+++ Records shown
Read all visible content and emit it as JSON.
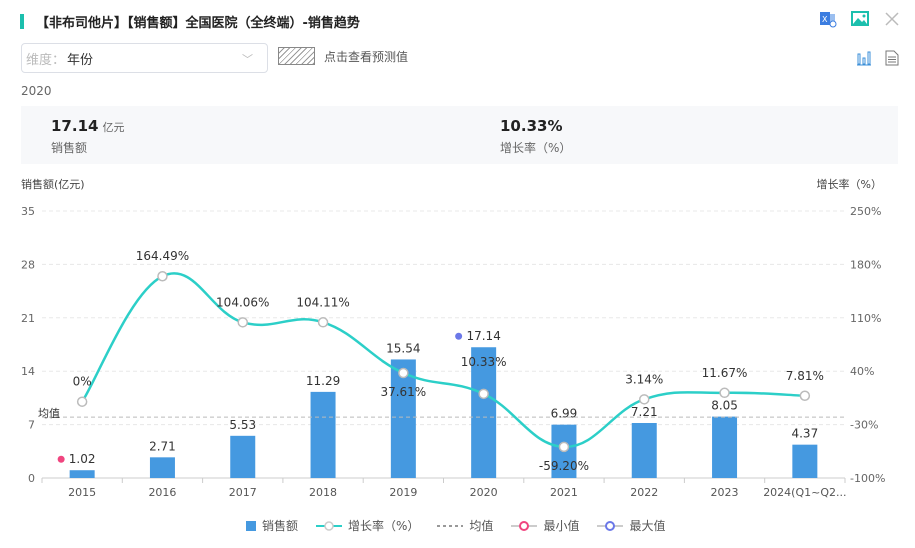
{
  "header": {
    "title": "【非布司他片】【销售额】全国医院（全终端）-销售趋势"
  },
  "toolbar": {
    "dimension_label": "维度：",
    "dimension_value": "年份",
    "forecast_label": "点击查看预测值"
  },
  "selected_year": "2020",
  "kpis": [
    {
      "value": "17.14",
      "unit": "亿元",
      "name": "销售额"
    },
    {
      "value": "10.33%",
      "unit": "",
      "name": "增长率（%）"
    }
  ],
  "colors": {
    "bar": "#4599e0",
    "line": "#2ccfc8",
    "min": "#f0457f",
    "max": "#6b78e8",
    "accent": "#1cbfad"
  },
  "chart_data": {
    "type": "bar+line",
    "categories": [
      "2015",
      "2016",
      "2017",
      "2018",
      "2019",
      "2020",
      "2021",
      "2022",
      "2023",
      "2024(Q1~Q2..."
    ],
    "series": [
      {
        "name": "销售额",
        "type": "bar",
        "axis": "left",
        "values": [
          1.02,
          2.71,
          5.53,
          11.29,
          15.54,
          17.14,
          6.99,
          7.21,
          8.05,
          4.37
        ],
        "labels": [
          "1.02",
          "2.71",
          "5.53",
          "11.29",
          "15.54",
          "17.14",
          "6.99",
          "7.21",
          "8.05",
          "4.37"
        ]
      },
      {
        "name": "增长率（%）",
        "type": "line",
        "axis": "right",
        "values": [
          0,
          164.49,
          104.06,
          104.11,
          37.61,
          10.33,
          -59.2,
          3.14,
          11.67,
          7.81
        ],
        "labels": [
          "0%",
          "164.49%",
          "104.06%",
          "104.11%",
          "37.61%",
          "10.33%",
          "-59.20%",
          "3.14%",
          "11.67%",
          "7.81%"
        ]
      }
    ],
    "mean": {
      "label": "均值",
      "value": 7.985
    },
    "ylabel_left": "销售额(亿元)",
    "ylabel_right": "增长率（%）",
    "ylim_left": [
      0,
      35
    ],
    "yticks_left": [
      "0",
      "7",
      "14",
      "21",
      "28",
      "35"
    ],
    "ylim_right": [
      -100,
      250
    ],
    "yticks_right": [
      "-100%",
      "-30%",
      "40%",
      "110%",
      "180%",
      "250%"
    ],
    "legend": [
      "销售额",
      "增长率（%）",
      "均值",
      "最小值",
      "最大值"
    ],
    "legend_position": "bottom"
  }
}
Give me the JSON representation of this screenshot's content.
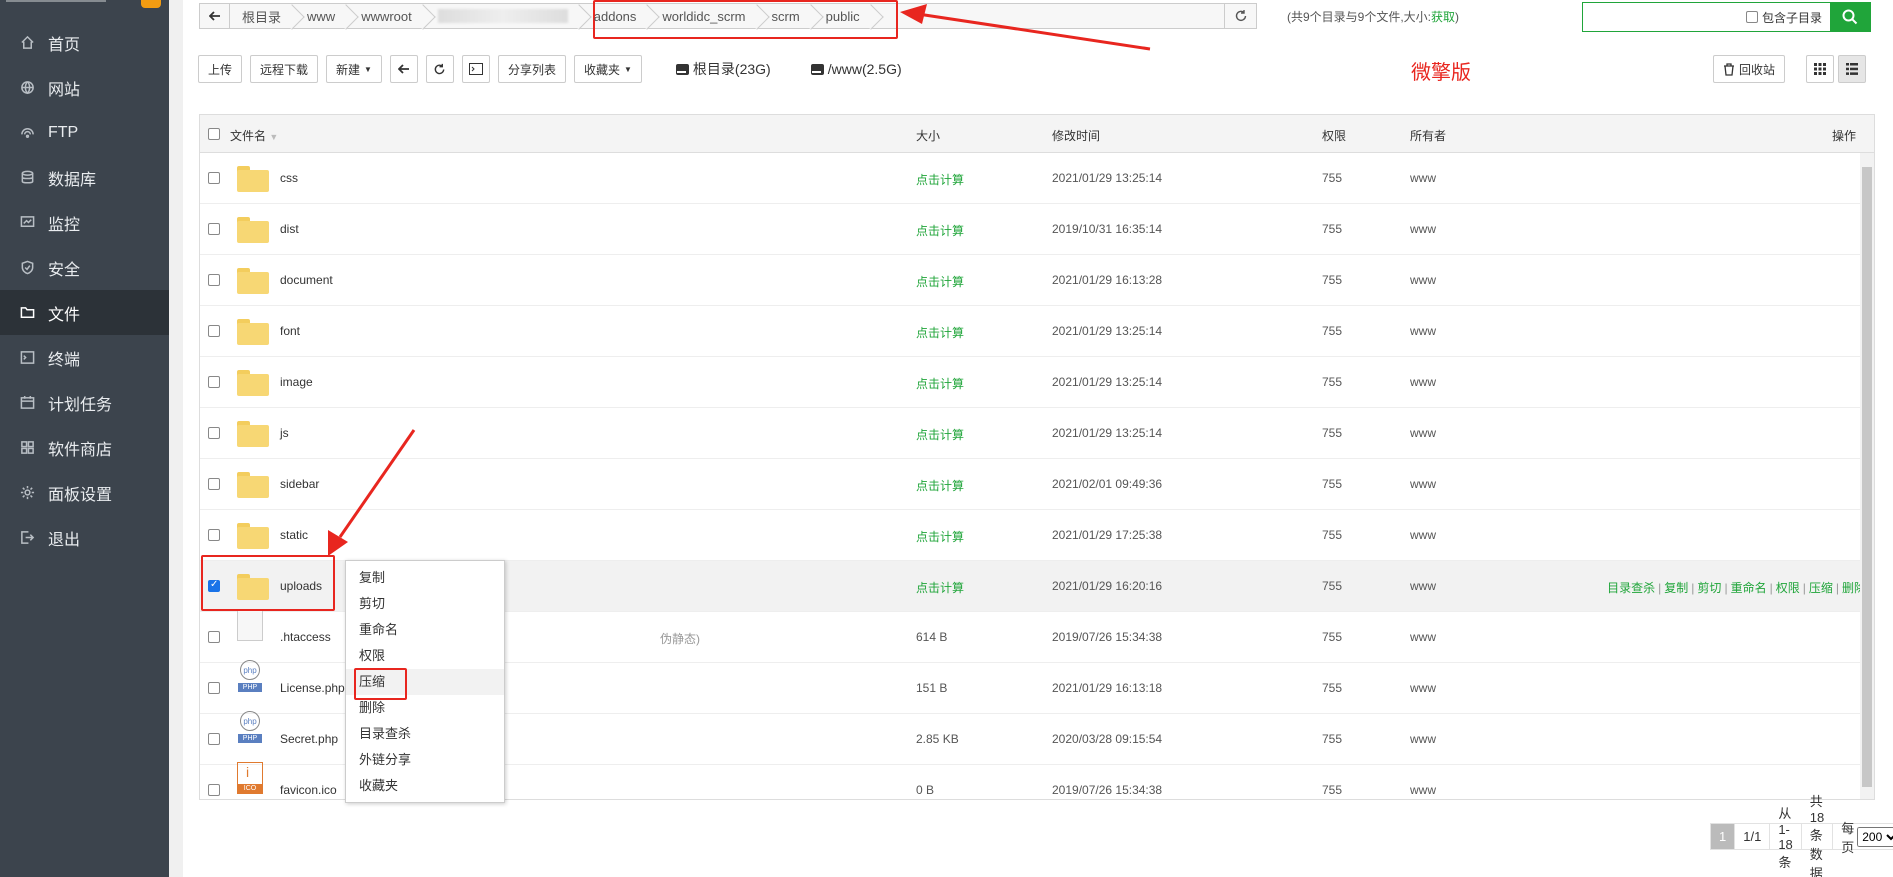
++++++
## What you need to do
Omit the pictures, then output the rest of the listing exactly.

## Task response
Read all visible content and emit it as JSON.
{
  "header": {
    "title": "【非布司他片】【销售额】全国医院（全终端）-销售趋势"
  },
  "toolbar": {
    "dimension_label": "维度：",
    "dimension_value": "年份",
    "forecast_label": "点击查看预测值"
  },
  "selected_year": "2020",
  "kpis": [
    {
      "value": "17.14",
      "unit": "亿元",
      "name": "销售额"
    },
    {
      "value": "10.33%",
      "unit": "",
      "name": "增长率（%）"
    }
  ],
  "colors": {
    "bar": "#4599e0",
    "line": "#2ccfc8",
    "min": "#f0457f",
    "max": "#6b78e8",
    "accent": "#1cbfad"
  },
  "chart_data": {
    "type": "bar+line",
    "categories": [
      "2015",
      "2016",
      "2017",
      "2018",
      "2019",
      "2020",
      "2021",
      "2022",
      "2023",
      "2024(Q1~Q2..."
    ],
    "series": [
      {
        "name": "销售额",
        "type": "bar",
        "axis": "left",
        "values": [
          1.02,
          2.71,
          5.53,
          11.29,
          15.54,
          17.14,
          6.99,
          7.21,
          8.05,
          4.37
        ],
        "labels": [
          "1.02",
          "2.71",
          "5.53",
          "11.29",
          "15.54",
          "17.14",
          "6.99",
          "7.21",
          "8.05",
          "4.37"
        ]
      },
      {
        "name": "增长率（%）",
        "type": "line",
        "axis": "right",
        "values": [
          0,
          164.49,
          104.06,
          104.11,
          37.61,
          10.33,
          -59.2,
          3.14,
          11.67,
          7.81
        ],
        "labels": [
          "0%",
          "164.49%",
          "104.06%",
          "104.11%",
          "37.61%",
          "10.33%",
          "-59.20%",
          "3.14%",
          "11.67%",
          "7.81%"
        ]
      }
    ],
    "mean": {
      "label": "均值",
      "value": 7.985
    },
    "ylabel_left": "销售额(亿元)",
    "ylabel_right": "增长率（%）",
    "ylim_left": [
      0,
      35
    ],
    "yticks_left": [
      "0",
      "7",
      "14",
      "21",
      "28",
      "35"
    ],
    "ylim_right": [
      -100,
      250
    ],
    "yticks_right": [
      "-100%",
      "-30%",
      "40%",
      "110%",
      "180%",
      "250%"
    ],
    "legend": [
      "销售额",
      "增长率（%）",
      "均值",
      "最小值",
      "最大值"
    ],
    "legend_position": "bottom"
  }
}
Give me the JSON representation of this screenshot's content.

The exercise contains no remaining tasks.